Dataset records start

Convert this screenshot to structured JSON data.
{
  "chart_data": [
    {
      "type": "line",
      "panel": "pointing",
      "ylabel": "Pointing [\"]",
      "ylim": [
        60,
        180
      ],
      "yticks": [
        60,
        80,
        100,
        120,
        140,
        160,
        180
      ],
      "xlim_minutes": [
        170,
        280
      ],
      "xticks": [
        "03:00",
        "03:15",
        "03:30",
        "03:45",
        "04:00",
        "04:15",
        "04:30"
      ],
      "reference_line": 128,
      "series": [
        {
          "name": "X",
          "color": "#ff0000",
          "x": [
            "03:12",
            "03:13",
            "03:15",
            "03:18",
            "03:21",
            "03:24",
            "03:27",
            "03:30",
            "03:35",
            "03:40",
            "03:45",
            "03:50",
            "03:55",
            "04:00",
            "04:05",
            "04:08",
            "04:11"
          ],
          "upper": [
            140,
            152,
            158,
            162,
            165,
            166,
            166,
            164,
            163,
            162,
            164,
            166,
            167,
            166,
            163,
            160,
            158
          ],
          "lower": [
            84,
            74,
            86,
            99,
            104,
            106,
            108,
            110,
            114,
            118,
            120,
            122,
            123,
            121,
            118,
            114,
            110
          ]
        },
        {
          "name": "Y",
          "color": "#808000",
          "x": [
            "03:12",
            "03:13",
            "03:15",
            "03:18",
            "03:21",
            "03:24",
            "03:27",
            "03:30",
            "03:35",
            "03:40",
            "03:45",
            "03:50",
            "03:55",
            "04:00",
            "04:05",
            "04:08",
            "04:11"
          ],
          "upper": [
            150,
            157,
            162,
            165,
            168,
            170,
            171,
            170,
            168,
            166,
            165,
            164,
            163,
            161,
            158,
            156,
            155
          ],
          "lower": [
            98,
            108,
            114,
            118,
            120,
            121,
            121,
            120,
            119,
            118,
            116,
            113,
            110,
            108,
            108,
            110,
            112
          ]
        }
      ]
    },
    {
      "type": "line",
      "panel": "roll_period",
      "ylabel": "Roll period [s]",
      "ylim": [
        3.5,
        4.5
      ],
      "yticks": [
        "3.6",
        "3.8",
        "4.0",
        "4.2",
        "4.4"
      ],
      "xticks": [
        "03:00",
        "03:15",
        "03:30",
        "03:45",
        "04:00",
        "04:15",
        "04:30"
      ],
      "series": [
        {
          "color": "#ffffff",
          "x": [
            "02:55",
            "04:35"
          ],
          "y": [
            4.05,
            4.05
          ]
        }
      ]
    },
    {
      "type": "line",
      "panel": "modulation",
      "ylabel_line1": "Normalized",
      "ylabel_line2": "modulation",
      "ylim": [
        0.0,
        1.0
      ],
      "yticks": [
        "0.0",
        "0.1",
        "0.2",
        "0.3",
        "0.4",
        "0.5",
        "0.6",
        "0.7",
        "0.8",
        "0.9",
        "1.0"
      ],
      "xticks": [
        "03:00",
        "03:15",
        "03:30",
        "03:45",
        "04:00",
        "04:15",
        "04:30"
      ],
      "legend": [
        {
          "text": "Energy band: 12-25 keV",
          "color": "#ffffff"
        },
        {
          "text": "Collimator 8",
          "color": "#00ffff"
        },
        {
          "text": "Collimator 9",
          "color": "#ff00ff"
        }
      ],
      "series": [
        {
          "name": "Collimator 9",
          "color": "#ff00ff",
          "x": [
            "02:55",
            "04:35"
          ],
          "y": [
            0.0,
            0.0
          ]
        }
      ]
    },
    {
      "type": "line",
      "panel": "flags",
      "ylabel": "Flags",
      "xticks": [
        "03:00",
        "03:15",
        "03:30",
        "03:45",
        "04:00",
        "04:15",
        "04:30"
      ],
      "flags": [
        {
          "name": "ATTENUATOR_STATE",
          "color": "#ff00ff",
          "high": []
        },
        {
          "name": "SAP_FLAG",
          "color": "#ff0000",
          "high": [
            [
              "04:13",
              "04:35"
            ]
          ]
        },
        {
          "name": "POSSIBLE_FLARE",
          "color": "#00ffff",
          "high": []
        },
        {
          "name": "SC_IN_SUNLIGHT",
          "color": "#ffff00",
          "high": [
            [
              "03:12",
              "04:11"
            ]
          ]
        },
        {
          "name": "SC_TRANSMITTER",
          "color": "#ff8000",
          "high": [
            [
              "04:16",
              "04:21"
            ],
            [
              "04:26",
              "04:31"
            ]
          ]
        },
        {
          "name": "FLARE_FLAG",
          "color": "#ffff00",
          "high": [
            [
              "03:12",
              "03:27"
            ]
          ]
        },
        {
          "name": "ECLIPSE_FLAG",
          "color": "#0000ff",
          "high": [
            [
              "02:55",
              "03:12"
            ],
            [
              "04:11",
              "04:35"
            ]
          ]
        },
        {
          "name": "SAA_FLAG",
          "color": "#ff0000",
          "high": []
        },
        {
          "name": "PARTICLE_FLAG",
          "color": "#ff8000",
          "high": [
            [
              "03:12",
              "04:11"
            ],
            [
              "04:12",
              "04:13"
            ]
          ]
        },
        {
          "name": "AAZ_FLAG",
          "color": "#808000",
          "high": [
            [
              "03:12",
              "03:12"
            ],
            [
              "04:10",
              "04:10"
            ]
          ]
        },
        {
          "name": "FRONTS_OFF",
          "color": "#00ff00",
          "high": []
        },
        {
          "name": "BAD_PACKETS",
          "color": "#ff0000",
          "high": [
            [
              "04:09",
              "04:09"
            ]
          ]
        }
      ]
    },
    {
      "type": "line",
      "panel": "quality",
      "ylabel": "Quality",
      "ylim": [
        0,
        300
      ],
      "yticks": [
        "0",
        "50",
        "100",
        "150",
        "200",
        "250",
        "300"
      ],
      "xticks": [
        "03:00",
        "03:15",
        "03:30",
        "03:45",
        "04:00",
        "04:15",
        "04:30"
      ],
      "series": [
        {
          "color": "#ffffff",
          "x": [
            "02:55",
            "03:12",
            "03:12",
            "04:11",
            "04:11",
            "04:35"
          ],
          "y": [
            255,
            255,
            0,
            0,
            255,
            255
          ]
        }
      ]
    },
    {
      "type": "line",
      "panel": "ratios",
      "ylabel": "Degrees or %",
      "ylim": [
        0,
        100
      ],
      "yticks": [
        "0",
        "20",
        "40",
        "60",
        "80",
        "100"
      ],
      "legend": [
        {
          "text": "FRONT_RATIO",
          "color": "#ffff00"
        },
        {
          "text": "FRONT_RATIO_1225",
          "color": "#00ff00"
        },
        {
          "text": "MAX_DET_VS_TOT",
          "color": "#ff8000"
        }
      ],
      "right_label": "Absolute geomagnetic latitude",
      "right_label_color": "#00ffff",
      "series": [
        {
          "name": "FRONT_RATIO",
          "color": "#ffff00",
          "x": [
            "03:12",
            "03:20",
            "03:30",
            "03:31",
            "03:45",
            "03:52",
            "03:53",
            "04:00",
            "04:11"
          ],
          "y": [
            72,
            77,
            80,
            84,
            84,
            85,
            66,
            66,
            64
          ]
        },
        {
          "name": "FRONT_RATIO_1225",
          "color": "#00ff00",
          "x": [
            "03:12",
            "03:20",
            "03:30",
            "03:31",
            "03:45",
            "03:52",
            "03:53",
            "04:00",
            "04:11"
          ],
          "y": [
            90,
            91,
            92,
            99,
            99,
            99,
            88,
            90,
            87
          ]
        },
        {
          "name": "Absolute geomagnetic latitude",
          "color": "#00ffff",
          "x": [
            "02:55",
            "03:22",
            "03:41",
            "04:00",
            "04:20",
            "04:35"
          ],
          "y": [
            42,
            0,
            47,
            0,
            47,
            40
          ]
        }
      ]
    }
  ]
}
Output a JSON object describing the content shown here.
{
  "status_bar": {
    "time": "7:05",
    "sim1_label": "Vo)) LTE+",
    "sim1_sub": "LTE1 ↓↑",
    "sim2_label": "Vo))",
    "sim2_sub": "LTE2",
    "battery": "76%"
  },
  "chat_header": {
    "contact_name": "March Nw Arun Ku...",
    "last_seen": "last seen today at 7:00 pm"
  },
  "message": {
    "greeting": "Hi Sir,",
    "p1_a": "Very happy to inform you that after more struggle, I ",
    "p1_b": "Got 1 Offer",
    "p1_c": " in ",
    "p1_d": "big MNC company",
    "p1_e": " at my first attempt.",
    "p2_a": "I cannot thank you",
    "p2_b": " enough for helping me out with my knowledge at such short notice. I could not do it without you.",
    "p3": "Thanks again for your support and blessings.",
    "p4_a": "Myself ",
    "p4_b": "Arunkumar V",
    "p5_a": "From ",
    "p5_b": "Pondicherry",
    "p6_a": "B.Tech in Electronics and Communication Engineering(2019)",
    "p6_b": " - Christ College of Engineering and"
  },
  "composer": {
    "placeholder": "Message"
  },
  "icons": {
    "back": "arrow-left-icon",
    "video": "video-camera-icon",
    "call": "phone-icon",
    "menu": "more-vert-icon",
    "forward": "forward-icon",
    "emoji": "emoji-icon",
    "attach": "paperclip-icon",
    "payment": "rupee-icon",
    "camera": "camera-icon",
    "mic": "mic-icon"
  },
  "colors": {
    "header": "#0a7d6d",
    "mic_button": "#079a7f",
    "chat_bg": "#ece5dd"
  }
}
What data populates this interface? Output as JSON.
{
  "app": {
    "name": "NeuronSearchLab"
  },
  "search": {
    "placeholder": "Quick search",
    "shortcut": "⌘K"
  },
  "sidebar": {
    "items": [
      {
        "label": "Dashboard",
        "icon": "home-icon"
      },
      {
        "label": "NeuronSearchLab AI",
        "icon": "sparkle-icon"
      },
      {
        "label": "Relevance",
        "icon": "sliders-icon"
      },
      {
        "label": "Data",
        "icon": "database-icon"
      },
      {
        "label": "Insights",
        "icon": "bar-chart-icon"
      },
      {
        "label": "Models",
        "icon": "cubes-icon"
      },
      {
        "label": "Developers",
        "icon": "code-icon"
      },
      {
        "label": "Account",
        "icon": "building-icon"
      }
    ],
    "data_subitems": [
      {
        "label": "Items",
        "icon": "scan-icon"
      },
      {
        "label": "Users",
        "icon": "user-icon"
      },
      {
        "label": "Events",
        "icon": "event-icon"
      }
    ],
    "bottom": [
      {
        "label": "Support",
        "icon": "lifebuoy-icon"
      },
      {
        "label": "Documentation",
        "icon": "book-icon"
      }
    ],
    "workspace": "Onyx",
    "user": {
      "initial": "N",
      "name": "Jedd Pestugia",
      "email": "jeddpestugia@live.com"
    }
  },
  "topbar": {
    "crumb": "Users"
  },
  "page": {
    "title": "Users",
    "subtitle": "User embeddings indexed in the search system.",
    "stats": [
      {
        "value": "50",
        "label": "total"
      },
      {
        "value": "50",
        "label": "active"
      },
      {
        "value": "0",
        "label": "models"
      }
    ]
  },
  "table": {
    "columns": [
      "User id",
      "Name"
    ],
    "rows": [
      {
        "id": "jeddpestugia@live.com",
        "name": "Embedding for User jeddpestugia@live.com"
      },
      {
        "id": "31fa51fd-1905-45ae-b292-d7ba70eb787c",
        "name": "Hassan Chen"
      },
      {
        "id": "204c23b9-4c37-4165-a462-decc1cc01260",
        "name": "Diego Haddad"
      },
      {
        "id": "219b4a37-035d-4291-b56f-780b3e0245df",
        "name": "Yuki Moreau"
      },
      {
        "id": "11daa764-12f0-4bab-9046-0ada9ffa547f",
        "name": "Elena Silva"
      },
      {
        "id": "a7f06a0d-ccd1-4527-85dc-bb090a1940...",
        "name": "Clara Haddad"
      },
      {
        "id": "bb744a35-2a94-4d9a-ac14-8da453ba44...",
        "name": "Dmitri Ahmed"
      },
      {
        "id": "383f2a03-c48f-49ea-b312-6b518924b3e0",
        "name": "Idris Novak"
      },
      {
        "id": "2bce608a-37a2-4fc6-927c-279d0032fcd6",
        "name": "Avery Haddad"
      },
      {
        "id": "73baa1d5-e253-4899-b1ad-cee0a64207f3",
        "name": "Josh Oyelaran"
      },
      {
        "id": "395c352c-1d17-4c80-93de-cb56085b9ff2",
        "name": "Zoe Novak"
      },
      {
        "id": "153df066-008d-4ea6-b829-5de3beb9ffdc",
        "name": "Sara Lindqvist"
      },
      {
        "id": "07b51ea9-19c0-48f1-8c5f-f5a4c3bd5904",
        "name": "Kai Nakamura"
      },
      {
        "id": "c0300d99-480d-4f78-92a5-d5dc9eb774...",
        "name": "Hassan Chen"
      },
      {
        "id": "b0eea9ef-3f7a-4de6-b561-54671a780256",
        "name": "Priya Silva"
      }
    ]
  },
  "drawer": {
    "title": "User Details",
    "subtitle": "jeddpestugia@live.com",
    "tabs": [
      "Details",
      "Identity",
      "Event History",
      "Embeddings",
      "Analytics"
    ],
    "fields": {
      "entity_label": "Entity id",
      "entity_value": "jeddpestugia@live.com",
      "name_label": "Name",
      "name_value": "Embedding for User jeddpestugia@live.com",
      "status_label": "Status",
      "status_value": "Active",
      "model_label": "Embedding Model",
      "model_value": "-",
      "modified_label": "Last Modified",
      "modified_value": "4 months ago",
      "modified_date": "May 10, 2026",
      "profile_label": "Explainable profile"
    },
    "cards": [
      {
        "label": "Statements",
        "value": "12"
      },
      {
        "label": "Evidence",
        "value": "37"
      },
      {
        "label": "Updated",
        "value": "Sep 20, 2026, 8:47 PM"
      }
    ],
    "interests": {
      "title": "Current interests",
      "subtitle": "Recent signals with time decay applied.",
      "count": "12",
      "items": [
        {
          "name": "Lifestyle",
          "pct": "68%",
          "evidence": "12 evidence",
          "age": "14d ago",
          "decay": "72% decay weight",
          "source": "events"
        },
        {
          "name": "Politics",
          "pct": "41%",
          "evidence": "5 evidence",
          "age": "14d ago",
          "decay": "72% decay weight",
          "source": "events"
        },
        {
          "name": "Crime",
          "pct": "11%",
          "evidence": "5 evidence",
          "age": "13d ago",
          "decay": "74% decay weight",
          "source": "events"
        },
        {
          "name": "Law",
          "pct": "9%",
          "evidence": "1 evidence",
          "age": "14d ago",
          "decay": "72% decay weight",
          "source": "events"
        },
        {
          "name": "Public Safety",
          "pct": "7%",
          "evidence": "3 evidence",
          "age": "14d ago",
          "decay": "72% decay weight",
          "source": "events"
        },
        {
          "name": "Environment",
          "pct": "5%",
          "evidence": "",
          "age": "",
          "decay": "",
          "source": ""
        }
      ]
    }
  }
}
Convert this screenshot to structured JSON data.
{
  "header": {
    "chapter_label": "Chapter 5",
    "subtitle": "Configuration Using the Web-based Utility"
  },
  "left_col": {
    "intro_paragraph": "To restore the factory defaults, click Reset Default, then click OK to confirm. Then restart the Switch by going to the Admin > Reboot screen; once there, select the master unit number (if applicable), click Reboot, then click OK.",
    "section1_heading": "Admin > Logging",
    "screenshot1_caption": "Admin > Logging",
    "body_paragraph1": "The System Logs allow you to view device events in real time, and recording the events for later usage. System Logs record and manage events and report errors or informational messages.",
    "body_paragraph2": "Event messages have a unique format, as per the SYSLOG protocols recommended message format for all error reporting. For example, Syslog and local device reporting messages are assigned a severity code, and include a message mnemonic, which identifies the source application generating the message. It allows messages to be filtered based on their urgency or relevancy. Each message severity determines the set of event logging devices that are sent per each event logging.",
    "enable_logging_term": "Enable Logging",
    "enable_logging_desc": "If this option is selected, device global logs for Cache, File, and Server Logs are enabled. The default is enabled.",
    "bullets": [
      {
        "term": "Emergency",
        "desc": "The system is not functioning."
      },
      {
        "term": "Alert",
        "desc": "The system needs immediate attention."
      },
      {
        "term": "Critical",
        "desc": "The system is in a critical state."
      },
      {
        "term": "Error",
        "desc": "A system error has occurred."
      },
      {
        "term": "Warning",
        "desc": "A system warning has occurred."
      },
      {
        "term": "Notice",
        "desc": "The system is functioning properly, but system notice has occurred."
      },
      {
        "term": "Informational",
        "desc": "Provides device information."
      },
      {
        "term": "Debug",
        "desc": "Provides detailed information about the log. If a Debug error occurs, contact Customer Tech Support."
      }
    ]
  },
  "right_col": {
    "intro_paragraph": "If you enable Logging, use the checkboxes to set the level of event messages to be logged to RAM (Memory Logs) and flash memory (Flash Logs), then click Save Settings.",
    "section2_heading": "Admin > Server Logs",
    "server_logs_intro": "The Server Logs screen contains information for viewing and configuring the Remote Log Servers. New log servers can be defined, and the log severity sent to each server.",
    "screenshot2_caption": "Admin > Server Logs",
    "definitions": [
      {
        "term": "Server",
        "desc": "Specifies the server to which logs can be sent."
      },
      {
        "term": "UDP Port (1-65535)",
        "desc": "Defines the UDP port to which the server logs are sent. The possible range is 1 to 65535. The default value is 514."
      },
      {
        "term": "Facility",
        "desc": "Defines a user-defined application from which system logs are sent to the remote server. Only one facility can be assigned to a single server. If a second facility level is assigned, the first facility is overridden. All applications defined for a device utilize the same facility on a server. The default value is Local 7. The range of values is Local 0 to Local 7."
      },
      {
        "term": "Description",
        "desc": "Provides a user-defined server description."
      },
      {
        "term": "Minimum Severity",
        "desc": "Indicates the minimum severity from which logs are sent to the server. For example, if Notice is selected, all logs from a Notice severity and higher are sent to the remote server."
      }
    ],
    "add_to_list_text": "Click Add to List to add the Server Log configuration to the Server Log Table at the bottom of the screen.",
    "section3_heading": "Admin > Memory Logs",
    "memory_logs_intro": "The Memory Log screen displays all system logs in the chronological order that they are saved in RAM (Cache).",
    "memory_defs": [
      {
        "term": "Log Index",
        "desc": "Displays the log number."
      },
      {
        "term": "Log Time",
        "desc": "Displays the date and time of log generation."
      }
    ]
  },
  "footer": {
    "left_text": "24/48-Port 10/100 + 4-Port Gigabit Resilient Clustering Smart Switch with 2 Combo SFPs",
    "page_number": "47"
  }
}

Dataset records end

> Work required
Using the data above, copy each line that contains "Admin".

> Expected answer
    "intro_paragraph": "To restore the factory defaults, click Reset Default, then click OK to confirm. Then restart the Switch by going to the Admin > Reboot screen; once there, select the master unit number (if applicable), click Reboot, then click OK.",
    "section1_heading": "Admin > Logging",
    "screenshot1_caption": "Admin > Logging",
    "section2_heading": "Admin > Server Logs",
    "screenshot2_caption": "Admin > Server Logs",
    "section3_heading": "Admin > Memory Logs",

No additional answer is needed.